Region annotation records:

________

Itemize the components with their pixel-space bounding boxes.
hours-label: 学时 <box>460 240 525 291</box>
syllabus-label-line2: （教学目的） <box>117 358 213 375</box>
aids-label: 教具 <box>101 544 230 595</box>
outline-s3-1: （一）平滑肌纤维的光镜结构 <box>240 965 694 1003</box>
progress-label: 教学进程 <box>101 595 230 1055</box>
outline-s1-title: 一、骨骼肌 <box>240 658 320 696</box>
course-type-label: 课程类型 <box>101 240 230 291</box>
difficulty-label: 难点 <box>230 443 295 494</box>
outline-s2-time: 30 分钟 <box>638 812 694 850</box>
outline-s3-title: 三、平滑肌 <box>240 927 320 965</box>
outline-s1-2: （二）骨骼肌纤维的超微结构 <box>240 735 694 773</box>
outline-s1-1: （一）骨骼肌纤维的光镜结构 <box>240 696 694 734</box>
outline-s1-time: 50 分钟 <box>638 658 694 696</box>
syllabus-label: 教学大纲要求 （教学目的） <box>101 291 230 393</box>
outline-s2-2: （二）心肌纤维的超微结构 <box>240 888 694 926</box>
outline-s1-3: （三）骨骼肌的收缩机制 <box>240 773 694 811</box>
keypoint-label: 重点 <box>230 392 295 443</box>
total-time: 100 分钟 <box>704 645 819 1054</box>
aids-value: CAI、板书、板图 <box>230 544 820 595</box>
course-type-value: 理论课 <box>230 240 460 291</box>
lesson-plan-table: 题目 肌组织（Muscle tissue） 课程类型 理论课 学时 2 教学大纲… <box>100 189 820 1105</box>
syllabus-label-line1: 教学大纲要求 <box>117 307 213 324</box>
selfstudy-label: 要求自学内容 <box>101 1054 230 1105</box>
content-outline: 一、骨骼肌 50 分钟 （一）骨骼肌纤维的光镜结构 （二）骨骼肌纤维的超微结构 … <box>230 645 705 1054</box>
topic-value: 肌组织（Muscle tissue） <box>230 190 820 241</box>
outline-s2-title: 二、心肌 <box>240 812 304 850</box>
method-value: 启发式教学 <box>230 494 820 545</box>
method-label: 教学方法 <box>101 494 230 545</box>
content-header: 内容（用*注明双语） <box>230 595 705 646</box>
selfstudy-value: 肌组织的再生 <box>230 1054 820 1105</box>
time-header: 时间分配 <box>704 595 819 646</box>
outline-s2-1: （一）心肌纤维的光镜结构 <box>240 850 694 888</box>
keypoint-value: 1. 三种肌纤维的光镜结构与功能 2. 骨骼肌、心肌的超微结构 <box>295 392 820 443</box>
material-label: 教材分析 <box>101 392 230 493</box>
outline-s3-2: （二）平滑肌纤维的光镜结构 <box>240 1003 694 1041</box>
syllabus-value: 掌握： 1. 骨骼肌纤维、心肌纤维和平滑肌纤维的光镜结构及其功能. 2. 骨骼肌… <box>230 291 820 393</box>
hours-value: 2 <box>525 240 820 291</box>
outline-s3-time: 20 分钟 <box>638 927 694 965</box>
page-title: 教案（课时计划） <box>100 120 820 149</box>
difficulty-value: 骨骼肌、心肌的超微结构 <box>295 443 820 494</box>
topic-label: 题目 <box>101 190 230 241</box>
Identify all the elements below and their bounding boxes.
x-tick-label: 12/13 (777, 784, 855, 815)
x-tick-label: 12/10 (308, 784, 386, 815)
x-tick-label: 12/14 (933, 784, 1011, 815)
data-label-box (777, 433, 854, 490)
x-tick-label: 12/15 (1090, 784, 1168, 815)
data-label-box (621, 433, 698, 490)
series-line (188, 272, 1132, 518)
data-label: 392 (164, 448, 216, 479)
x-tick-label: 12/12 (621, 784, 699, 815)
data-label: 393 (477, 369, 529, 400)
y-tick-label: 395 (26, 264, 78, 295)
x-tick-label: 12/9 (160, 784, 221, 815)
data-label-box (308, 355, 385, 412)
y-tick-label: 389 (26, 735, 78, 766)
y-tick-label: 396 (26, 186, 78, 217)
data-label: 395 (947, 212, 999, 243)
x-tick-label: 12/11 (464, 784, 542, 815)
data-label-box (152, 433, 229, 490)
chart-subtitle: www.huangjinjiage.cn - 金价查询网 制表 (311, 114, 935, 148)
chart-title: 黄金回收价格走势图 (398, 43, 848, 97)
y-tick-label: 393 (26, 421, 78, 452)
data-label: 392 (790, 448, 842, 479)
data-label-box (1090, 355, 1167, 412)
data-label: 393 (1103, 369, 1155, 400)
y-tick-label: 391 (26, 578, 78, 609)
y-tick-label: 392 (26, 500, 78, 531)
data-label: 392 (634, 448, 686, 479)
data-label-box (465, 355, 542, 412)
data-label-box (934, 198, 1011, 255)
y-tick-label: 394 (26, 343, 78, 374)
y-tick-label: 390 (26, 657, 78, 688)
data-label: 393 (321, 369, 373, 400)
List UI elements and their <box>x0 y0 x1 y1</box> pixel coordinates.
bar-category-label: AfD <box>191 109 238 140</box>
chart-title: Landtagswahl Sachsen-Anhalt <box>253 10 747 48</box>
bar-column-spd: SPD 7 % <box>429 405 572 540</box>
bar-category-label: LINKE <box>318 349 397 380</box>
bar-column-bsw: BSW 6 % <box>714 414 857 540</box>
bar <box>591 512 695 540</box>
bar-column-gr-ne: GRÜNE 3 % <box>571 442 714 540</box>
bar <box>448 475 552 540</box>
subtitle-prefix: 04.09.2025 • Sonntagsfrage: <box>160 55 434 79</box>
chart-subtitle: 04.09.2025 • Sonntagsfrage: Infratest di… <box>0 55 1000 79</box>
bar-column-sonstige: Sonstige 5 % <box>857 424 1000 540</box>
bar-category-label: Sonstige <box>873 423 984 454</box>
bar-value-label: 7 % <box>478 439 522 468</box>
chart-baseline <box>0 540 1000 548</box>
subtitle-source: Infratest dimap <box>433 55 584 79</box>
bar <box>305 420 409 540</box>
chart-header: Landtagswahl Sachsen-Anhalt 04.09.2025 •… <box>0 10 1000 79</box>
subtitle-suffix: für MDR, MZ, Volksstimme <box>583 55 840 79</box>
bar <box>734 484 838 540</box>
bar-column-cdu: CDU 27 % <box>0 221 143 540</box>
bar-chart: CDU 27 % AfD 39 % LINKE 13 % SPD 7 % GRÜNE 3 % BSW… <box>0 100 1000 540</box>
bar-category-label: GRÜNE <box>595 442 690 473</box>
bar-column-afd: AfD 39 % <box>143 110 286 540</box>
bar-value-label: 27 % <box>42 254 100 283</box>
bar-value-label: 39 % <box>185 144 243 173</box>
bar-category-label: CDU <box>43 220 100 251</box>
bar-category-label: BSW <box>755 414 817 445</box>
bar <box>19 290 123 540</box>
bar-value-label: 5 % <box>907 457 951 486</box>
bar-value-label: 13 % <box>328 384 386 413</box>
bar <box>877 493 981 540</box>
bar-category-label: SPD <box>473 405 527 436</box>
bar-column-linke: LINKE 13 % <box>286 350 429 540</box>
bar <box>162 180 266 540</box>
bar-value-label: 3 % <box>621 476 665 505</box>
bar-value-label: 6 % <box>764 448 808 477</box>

________

● **REQUIRED TASK**:
Reproduce all of the data above line for line, leaving every character unchanged.

● **ANSWER TO THE TASK**:
Itemize the components with their pixel-space bounding boxes.
hours-label: 学时 <box>460 240 525 291</box>
syllabus-label-line2: （教学目的） <box>117 358 213 375</box>
aids-label: 教具 <box>101 544 230 595</box>
outline-s3-1: （一）平滑肌纤维的光镜结构 <box>240 965 694 1003</box>
progress-label: 教学进程 <box>101 595 230 1055</box>
outline-s1-title: 一、骨骼肌 <box>240 658 320 696</box>
course-type-label: 课程类型 <box>101 240 230 291</box>
difficulty-label: 难点 <box>230 443 295 494</box>
outline-s2-time: 30 分钟 <box>638 812 694 850</box>
outline-s3-title: 三、平滑肌 <box>240 927 320 965</box>
outline-s1-2: （二）骨骼肌纤维的超微结构 <box>240 735 694 773</box>
outline-s1-1: （一）骨骼肌纤维的光镜结构 <box>240 696 694 734</box>
outline-s1-time: 50 分钟 <box>638 658 694 696</box>
syllabus-label: 教学大纲要求 （教学目的） <box>101 291 230 393</box>
outline-s2-2: （二）心肌纤维的超微结构 <box>240 888 694 926</box>
outline-s1-3: （三）骨骼肌的收缩机制 <box>240 773 694 811</box>
keypoint-label: 重点 <box>230 392 295 443</box>
total-time: 100 分钟 <box>704 645 819 1054</box>
aids-value: CAI、板书、板图 <box>230 544 820 595</box>
course-type-value: 理论课 <box>230 240 460 291</box>
lesson-plan-table: 题目 肌组织（Muscle tissue） 课程类型 理论课 学时 2 教学大纲… <box>100 189 820 1105</box>
syllabus-label-line1: 教学大纲要求 <box>117 307 213 324</box>
selfstudy-label: 要求自学内容 <box>101 1054 230 1105</box>
content-outline: 一、骨骼肌 50 分钟 （一）骨骼肌纤维的光镜结构 （二）骨骼肌纤维的超微结构 … <box>230 645 705 1054</box>
topic-value: 肌组织（Muscle tissue） <box>230 190 820 241</box>
outline-s2-title: 二、心肌 <box>240 812 304 850</box>
method-value: 启发式教学 <box>230 494 820 545</box>
method-label: 教学方法 <box>101 494 230 545</box>
content-header: 内容（用*注明双语） <box>230 595 705 646</box>
selfstudy-value: 肌组织的再生 <box>230 1054 820 1105</box>
time-header: 时间分配 <box>704 595 819 646</box>
outline-s2-1: （一）心肌纤维的光镜结构 <box>240 850 694 888</box>
keypoint-value: 1. 三种肌纤维的光镜结构与功能 2. 骨骼肌、心肌的超微结构 <box>295 392 820 443</box>
material-label: 教材分析 <box>101 392 230 493</box>
outline-s3-2: （二）平滑肌纤维的光镜结构 <box>240 1003 694 1041</box>
syllabus-value: 掌握： 1. 骨骼肌纤维、心肌纤维和平滑肌纤维的光镜结构及其功能. 2. 骨骼肌… <box>230 291 820 393</box>
hours-value: 2 <box>525 240 820 291</box>
outline-s3-time: 20 分钟 <box>638 927 694 965</box>
page-title: 教案（课时计划） <box>100 120 820 149</box>
difficulty-value: 骨骼肌、心肌的超微结构 <box>295 443 820 494</box>
topic-label: 题目 <box>101 190 230 241</box>
Identify all the elements below and their bounding boxes.
x-tick-label: 12/13 (777, 784, 855, 815)
x-tick-label: 12/10 (308, 784, 386, 815)
x-tick-label: 12/14 (933, 784, 1011, 815)
data-label-box (777, 433, 854, 490)
x-tick-label: 12/15 (1090, 784, 1168, 815)
data-label-box (621, 433, 698, 490)
series-line (188, 272, 1132, 518)
data-label: 392 (164, 448, 216, 479)
x-tick-label: 12/12 (621, 784, 699, 815)
data-label: 393 (477, 369, 529, 400)
y-tick-label: 395 (26, 264, 78, 295)
x-tick-label: 12/9 (160, 784, 221, 815)
data-label-box (308, 355, 385, 412)
y-tick-label: 389 (26, 735, 78, 766)
y-tick-label: 396 (26, 186, 78, 217)
data-label: 395 (947, 212, 999, 243)
x-tick-label: 12/11 (464, 784, 542, 815)
data-label-box (152, 433, 229, 490)
chart-subtitle: www.huangjinjiage.cn - 金价查询网 制表 (311, 114, 935, 148)
chart-title: 黄金回收价格走势图 (398, 43, 848, 97)
y-tick-label: 393 (26, 421, 78, 452)
data-label: 392 (790, 448, 842, 479)
data-label-box (1090, 355, 1167, 412)
data-label: 393 (1103, 369, 1155, 400)
y-tick-label: 391 (26, 578, 78, 609)
y-tick-label: 392 (26, 500, 78, 531)
data-label: 392 (634, 448, 686, 479)
data-label-box (465, 355, 542, 412)
data-label-box (934, 198, 1011, 255)
y-tick-label: 394 (26, 343, 78, 374)
y-tick-label: 390 (26, 657, 78, 688)
data-label: 393 (321, 369, 373, 400)
List UI elements and their <box>x0 y0 x1 y1</box> pixel coordinates.
bar-category-label: AfD <box>191 109 238 140</box>
chart-title: Landtagswahl Sachsen-Anhalt <box>253 10 747 48</box>
bar-column-spd: SPD 7 % <box>429 405 572 540</box>
bar-category-label: LINKE <box>318 349 397 380</box>
bar-column-bsw: BSW 6 % <box>714 414 857 540</box>
bar <box>591 512 695 540</box>
bar-column-gr-ne: GRÜNE 3 % <box>571 442 714 540</box>
bar <box>448 475 552 540</box>
subtitle-prefix: 04.09.2025 • Sonntagsfrage: <box>160 55 434 79</box>
chart-subtitle: 04.09.2025 • Sonntagsfrage: Infratest di… <box>0 55 1000 79</box>
bar-column-sonstige: Sonstige 5 % <box>857 424 1000 540</box>
bar-category-label: Sonstige <box>873 423 984 454</box>
bar-value-label: 7 % <box>478 439 522 468</box>
chart-baseline <box>0 540 1000 548</box>
subtitle-source: Infratest dimap <box>433 55 584 79</box>
bar <box>305 420 409 540</box>
chart-header: Landtagswahl Sachsen-Anhalt 04.09.2025 •… <box>0 10 1000 79</box>
subtitle-suffix: für MDR, MZ, Volksstimme <box>583 55 840 79</box>
bar <box>734 484 838 540</box>
bar-column-cdu: CDU 27 % <box>0 221 143 540</box>
bar-chart: CDU 27 % AfD 39 % LINKE 13 % SPD 7 % GRÜNE 3 % BSW… <box>0 100 1000 540</box>
bar-category-label: GRÜNE <box>595 442 690 473</box>
bar-column-afd: AfD 39 % <box>143 110 286 540</box>
bar-value-label: 27 % <box>42 254 100 283</box>
bar-value-label: 39 % <box>185 144 243 173</box>
bar-category-label: CDU <box>43 220 100 251</box>
bar-category-label: BSW <box>755 414 817 445</box>
bar <box>19 290 123 540</box>
bar-value-label: 5 % <box>907 457 951 486</box>
bar-value-label: 13 % <box>328 384 386 413</box>
bar <box>877 493 981 540</box>
bar-category-label: SPD <box>473 405 527 436</box>
bar-column-linke: LINKE 13 % <box>286 350 429 540</box>
bar <box>162 180 266 540</box>
bar-value-label: 3 % <box>621 476 665 505</box>
bar-value-label: 6 % <box>764 448 808 477</box>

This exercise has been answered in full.